Send back the entries below exactly as they appear.

[Records about charts and figures]
[Begin]
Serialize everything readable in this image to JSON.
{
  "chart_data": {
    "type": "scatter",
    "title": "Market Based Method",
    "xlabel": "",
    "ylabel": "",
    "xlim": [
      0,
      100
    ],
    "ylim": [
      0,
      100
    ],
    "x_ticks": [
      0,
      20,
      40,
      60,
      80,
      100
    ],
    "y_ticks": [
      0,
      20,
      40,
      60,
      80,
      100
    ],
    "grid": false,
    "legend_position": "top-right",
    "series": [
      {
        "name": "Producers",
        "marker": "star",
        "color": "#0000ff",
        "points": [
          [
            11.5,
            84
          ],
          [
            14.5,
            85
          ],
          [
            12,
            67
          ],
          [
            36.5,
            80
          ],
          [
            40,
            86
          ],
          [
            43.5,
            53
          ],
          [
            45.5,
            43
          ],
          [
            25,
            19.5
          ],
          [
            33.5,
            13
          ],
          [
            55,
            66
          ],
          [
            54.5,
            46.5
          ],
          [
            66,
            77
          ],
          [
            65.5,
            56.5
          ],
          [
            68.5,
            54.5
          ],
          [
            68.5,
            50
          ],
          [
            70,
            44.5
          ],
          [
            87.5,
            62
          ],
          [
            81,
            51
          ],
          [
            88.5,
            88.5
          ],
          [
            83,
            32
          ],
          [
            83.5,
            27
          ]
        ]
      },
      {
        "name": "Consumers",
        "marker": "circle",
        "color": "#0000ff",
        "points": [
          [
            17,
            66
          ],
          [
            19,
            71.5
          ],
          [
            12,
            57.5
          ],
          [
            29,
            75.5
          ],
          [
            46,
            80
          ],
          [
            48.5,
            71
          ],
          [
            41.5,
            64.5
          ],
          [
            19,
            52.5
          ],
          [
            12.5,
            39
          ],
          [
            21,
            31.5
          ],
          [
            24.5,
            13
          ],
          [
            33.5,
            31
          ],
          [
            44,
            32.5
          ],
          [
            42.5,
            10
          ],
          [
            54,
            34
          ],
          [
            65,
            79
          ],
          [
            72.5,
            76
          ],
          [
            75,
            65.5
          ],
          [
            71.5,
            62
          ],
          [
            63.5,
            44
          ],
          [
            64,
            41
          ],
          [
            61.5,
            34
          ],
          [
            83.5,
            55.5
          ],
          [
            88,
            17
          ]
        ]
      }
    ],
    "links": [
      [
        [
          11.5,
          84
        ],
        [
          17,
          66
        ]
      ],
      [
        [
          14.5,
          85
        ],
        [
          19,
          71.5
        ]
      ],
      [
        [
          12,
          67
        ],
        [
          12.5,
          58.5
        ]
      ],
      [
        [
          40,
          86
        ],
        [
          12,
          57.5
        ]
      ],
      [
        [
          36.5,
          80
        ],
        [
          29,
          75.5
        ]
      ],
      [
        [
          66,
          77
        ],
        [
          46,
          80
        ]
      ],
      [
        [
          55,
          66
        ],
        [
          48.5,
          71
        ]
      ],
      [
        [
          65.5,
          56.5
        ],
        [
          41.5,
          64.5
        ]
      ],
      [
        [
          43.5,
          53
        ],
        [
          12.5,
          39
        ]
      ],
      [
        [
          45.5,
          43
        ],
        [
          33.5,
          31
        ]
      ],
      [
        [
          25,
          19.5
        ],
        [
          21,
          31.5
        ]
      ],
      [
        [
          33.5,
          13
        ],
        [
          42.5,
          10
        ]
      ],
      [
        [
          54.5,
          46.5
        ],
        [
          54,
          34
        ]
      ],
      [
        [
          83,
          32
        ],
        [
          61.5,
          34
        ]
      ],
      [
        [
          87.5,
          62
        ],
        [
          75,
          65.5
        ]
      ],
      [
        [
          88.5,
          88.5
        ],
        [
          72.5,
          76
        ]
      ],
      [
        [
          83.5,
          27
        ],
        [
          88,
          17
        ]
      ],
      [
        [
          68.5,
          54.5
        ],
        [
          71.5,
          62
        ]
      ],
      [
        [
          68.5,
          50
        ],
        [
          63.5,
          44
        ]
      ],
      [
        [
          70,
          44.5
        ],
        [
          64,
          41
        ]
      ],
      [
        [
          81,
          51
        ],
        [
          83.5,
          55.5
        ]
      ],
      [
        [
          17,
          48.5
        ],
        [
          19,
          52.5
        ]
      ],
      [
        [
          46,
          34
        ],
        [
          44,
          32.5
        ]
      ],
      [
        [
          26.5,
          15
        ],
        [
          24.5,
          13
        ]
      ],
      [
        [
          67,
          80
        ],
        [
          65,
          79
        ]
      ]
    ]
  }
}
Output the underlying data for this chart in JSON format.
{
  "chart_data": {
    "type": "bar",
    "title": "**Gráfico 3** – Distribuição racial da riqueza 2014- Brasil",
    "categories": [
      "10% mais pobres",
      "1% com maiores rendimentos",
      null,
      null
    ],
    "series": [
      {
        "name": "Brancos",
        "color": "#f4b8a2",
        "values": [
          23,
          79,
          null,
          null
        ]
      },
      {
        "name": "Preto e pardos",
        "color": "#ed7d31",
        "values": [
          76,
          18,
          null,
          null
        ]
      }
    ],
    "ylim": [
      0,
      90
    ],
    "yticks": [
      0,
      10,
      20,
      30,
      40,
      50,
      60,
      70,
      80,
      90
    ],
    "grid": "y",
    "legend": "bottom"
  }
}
[End]
- _Answer for this exercise_
Serialize everything readable in this image to JSON.
{
  "chart_data": {
    "type": "scatter",
    "title": "Market Based Method",
    "xlabel": "",
    "ylabel": "",
    "xlim": [
      0,
      100
    ],
    "ylim": [
      0,
      100
    ],
    "x_ticks": [
      0,
      20,
      40,
      60,
      80,
      100
    ],
    "y_ticks": [
      0,
      20,
      40,
      60,
      80,
      100
    ],
    "grid": false,
    "legend_position": "top-right",
    "series": [
      {
        "name": "Producers",
        "marker": "star",
        "color": "#0000ff",
        "points": [
          [
            11.5,
            84
          ],
          [
            14.5,
            85
          ],
          [
            12,
            67
          ],
          [
            36.5,
            80
          ],
          [
            40,
            86
          ],
          [
            43.5,
            53
          ],
          [
            45.5,
            43
          ],
          [
            25,
            19.5
          ],
          [
            33.5,
            13
          ],
          [
            55,
            66
          ],
          [
            54.5,
            46.5
          ],
          [
            66,
            77
          ],
          [
            65.5,
            56.5
          ],
          [
            68.5,
            54.5
          ],
          [
            68.5,
            50
          ],
          [
            70,
            44.5
          ],
          [
            87.5,
            62
          ],
          [
            81,
            51
          ],
          [
            88.5,
            88.5
          ],
          [
            83,
            32
          ],
          [
            83.5,
            27
          ]
        ]
      },
      {
        "name": "Consumers",
        "marker": "circle",
        "color": "#0000ff",
        "points": [
          [
            17,
            66
          ],
          [
            19,
            71.5
          ],
          [
            12,
            57.5
          ],
          [
            29,
            75.5
          ],
          [
            46,
            80
          ],
          [
            48.5,
            71
          ],
          [
            41.5,
            64.5
          ],
          [
            19,
            52.5
          ],
          [
            12.5,
            39
          ],
          [
            21,
            31.5
          ],
          [
            24.5,
            13
          ],
          [
            33.5,
            31
          ],
          [
            44,
            32.5
          ],
          [
            42.5,
            10
          ],
          [
            54,
            34
          ],
          [
            65,
            79
          ],
          [
            72.5,
            76
          ],
          [
            75,
            65.5
          ],
          [
            71.5,
            62
          ],
          [
            63.5,
            44
          ],
          [
            64,
            41
          ],
          [
            61.5,
            34
          ],
          [
            83.5,
            55.5
          ],
          [
            88,
            17
          ]
        ]
      }
    ],
    "links": [
      [
        [
          11.5,
          84
        ],
        [
          17,
          66
        ]
      ],
      [
        [
          14.5,
          85
        ],
        [
          19,
          71.5
        ]
      ],
      [
        [
          12,
          67
        ],
        [
          12.5,
          58.5
        ]
      ],
      [
        [
          40,
          86
        ],
        [
          12,
          57.5
        ]
      ],
      [
        [
          36.5,
          80
        ],
        [
          29,
          75.5
        ]
      ],
      [
        [
          66,
          77
        ],
        [
          46,
          80
        ]
      ],
      [
        [
          55,
          66
        ],
        [
          48.5,
          71
        ]
      ],
      [
        [
          65.5,
          56.5
        ],
        [
          41.5,
          64.5
        ]
      ],
      [
        [
          43.5,
          53
        ],
        [
          12.5,
          39
        ]
      ],
      [
        [
          45.5,
          43
        ],
        [
          33.5,
          31
        ]
      ],
      [
        [
          25,
          19.5
        ],
        [
          21,
          31.5
        ]
      ],
      [
        [
          33.5,
          13
        ],
        [
          42.5,
          10
        ]
      ],
      [
        [
          54.5,
          46.5
        ],
        [
          54,
          34
        ]
      ],
      [
        [
          83,
          32
        ],
        [
          61.5,
          34
        ]
      ],
      [
        [
          87.5,
          62
        ],
        [
          75,
          65.5
        ]
      ],
      [
        [
          88.5,
          88.5
        ],
        [
          72.5,
          76
        ]
      ],
      [
        [
          83.5,
          27
        ],
        [
          88,
          17
        ]
      ],
      [
        [
          68.5,
          54.5
        ],
        [
          71.5,
          62
        ]
      ],
      [
        [
          68.5,
          50
        ],
        [
          63.5,
          44
        ]
      ],
      [
        [
          70,
          44.5
        ],
        [
          64,
          41
        ]
      ],
      [
        [
          81,
          51
        ],
        [
          83.5,
          55.5
        ]
      ],
      [
        [
          17,
          48.5
        ],
        [
          19,
          52.5
        ]
      ],
      [
        [
          46,
          34
        ],
        [
          44,
          32.5
        ]
      ],
      [
        [
          26.5,
          15
        ],
        [
          24.5,
          13
        ]
      ],
      [
        [
          67,
          80
        ],
        [
          65,
          79
        ]
      ]
    ]
  }
}
Output the underlying data for this chart in JSON format.
{
  "chart_data": {
    "type": "bar",
    "title": "**Gráfico 3** – Distribuição racial da riqueza 2014- Brasil",
    "categories": [
      "10% mais pobres",
      "1% com maiores rendimentos",
      null,
      null
    ],
    "series": [
      {
        "name": "Brancos",
        "color": "#f4b8a2",
        "values": [
          23,
          79,
          null,
          null
        ]
      },
      {
        "name": "Preto e pardos",
        "color": "#ed7d31",
        "values": [
          76,
          18,
          null,
          null
        ]
      }
    ],
    "ylim": [
      0,
      90
    ],
    "yticks": [
      0,
      10,
      20,
      30,
      40,
      50,
      60,
      70,
      80,
      90
    ],
    "grid": "y",
    "legend": "bottom"
  }
}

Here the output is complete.